Extracted material:
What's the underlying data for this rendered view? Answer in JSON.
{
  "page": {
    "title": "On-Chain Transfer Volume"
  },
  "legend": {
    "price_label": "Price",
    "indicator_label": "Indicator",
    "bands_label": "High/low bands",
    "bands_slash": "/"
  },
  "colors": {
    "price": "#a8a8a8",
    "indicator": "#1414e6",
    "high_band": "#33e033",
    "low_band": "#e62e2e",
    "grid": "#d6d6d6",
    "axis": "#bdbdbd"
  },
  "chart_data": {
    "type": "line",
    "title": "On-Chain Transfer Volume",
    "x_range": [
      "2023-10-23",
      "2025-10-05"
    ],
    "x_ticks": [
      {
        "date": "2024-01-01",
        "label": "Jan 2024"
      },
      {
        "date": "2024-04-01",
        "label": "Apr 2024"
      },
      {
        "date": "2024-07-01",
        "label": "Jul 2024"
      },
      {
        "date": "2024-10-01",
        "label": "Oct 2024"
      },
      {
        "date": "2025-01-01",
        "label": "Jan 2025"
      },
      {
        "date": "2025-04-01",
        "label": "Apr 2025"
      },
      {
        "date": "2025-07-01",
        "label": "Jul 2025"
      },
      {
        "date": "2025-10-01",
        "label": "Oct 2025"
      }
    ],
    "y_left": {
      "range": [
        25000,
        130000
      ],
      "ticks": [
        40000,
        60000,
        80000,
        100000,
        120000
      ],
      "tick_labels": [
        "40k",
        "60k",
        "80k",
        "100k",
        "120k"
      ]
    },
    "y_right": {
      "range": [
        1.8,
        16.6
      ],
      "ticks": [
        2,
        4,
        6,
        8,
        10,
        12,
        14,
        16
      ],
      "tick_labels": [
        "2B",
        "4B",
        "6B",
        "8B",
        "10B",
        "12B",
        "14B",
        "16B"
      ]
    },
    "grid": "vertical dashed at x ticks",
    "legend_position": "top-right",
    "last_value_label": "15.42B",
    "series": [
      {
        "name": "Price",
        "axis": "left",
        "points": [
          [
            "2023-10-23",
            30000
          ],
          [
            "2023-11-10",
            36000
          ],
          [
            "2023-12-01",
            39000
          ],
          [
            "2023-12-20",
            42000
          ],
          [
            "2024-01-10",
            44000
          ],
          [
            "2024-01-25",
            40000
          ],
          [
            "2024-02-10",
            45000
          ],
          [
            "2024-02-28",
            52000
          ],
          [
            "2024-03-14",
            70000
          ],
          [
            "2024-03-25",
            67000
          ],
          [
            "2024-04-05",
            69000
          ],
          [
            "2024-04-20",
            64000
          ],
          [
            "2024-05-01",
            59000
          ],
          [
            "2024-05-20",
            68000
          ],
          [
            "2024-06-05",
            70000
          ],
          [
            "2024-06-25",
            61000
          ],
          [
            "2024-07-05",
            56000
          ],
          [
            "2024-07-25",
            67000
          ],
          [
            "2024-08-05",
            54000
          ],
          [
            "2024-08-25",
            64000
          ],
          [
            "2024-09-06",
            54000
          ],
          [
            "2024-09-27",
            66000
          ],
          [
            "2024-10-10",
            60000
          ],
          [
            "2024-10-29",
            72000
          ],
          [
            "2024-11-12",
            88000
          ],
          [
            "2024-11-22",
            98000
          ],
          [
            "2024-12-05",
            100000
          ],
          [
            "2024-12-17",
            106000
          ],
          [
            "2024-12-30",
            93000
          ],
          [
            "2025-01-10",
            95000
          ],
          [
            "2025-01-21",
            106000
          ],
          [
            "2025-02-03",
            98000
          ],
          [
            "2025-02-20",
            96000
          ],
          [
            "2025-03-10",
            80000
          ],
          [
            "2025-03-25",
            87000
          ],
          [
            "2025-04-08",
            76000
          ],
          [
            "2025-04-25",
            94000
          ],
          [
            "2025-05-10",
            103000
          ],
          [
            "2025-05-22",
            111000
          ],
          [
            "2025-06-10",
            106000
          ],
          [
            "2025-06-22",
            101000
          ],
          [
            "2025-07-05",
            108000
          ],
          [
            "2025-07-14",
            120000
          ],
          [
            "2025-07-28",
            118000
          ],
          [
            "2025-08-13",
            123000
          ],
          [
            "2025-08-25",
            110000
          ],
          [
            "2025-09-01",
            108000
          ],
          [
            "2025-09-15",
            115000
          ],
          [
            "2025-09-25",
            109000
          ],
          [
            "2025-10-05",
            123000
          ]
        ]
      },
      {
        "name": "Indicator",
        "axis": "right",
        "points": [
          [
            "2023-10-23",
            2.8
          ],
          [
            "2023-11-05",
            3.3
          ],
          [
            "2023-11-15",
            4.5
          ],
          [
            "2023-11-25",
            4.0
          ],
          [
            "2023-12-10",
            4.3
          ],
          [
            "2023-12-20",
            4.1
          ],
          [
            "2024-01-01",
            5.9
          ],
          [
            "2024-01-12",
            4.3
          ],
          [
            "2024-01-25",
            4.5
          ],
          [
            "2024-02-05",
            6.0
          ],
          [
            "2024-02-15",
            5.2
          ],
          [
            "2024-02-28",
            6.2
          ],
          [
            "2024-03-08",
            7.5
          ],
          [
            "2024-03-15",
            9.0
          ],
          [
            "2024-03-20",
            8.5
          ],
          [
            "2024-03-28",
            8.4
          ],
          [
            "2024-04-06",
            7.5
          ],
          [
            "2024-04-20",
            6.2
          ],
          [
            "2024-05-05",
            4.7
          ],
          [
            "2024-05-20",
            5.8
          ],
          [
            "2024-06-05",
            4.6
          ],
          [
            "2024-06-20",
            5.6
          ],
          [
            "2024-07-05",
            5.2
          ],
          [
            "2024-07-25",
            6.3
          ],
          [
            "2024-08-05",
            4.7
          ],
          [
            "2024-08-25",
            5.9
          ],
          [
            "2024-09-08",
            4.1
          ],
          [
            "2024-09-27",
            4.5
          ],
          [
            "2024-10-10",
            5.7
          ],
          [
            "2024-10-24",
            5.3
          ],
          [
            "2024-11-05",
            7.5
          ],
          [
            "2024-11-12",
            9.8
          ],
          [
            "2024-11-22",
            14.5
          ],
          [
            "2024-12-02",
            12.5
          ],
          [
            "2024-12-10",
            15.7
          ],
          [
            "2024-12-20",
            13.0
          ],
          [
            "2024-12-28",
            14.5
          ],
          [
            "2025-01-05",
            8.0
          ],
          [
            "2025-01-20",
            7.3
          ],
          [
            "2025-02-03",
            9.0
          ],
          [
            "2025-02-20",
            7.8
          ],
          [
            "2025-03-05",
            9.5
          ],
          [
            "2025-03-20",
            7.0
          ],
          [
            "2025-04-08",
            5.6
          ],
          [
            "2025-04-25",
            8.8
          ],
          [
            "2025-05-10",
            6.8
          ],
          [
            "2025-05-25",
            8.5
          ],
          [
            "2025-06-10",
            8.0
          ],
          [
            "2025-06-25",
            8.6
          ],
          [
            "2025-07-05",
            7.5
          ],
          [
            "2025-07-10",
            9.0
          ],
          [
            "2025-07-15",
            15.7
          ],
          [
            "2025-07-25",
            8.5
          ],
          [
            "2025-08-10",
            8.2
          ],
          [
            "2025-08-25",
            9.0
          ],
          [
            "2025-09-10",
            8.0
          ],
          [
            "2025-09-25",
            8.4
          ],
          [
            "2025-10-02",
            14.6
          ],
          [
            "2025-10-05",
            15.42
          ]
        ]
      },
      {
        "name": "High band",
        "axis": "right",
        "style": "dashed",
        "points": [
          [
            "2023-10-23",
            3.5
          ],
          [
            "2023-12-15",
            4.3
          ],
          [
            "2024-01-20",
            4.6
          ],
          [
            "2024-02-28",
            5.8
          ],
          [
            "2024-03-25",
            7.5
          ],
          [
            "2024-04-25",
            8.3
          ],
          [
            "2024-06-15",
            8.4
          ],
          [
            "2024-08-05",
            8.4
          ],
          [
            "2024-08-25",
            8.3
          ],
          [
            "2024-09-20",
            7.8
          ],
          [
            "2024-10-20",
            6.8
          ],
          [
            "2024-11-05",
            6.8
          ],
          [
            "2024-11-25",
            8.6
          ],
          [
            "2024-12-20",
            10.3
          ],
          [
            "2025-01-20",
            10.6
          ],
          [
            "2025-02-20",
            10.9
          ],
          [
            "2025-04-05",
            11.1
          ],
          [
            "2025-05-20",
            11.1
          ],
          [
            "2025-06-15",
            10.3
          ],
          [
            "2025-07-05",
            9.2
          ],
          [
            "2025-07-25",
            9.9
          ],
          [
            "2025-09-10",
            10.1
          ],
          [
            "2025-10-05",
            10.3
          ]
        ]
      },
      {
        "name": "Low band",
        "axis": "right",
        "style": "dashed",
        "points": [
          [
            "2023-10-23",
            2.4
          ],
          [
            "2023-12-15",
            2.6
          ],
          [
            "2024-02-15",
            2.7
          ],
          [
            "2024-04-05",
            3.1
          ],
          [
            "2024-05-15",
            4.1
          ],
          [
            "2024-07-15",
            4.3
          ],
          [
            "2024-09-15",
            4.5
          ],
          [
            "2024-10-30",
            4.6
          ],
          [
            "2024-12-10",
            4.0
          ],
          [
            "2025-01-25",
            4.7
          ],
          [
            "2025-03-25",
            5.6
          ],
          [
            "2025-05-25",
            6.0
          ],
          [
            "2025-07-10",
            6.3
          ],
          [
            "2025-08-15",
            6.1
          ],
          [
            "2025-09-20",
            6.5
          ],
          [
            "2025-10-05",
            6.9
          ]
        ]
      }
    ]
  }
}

Requirements:
Collect each line holding the string "Chain".

Written reply:
    "title": "On-Chain Transfer Volume"
    "title": "On-Chain Transfer Volume",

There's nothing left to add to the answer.